§ WHAT YOU HAVE TO DO
Set down each line of the material that follows, exactly, with no pictures.

§ EXERCISE INPUT
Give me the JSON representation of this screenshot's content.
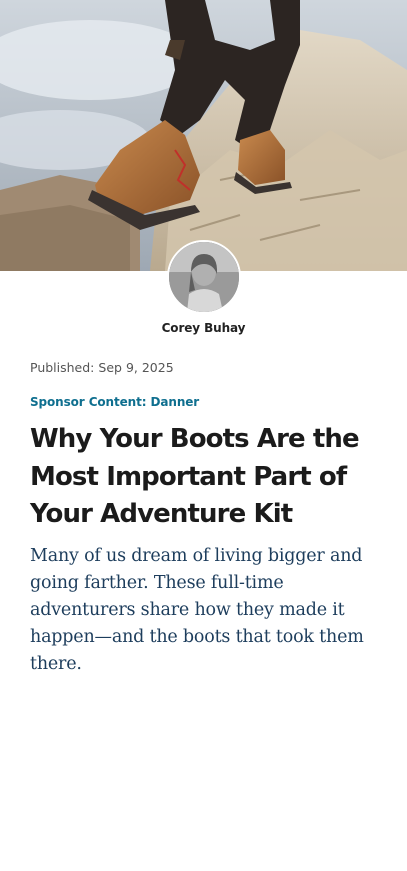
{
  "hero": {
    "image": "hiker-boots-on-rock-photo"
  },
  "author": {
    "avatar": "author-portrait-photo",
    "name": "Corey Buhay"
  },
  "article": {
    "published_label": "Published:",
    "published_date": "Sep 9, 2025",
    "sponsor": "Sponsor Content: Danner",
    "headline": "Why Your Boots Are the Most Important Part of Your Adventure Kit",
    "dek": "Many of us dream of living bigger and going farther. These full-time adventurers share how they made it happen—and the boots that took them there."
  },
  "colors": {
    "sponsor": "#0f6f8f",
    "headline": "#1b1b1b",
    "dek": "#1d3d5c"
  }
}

§ ANSWER
Give me the JSON representation of this screenshot's content.
{
  "hero": {
    "image": "hiker-boots-on-rock-photo"
  },
  "author": {
    "avatar": "author-portrait-photo",
    "name": "Corey Buhay"
  },
  "article": {
    "published_label": "Published:",
    "published_date": "Sep 9, 2025",
    "sponsor": "Sponsor Content: Danner",
    "headline": "Why Your Boots Are the Most Important Part of Your Adventure Kit",
    "dek": "Many of us dream of living bigger and going farther. These full-time adventurers share how they made it happen—and the boots that took them there."
  },
  "colors": {
    "sponsor": "#0f6f8f",
    "headline": "#1b1b1b",
    "dek": "#1d3d5c"
  }
}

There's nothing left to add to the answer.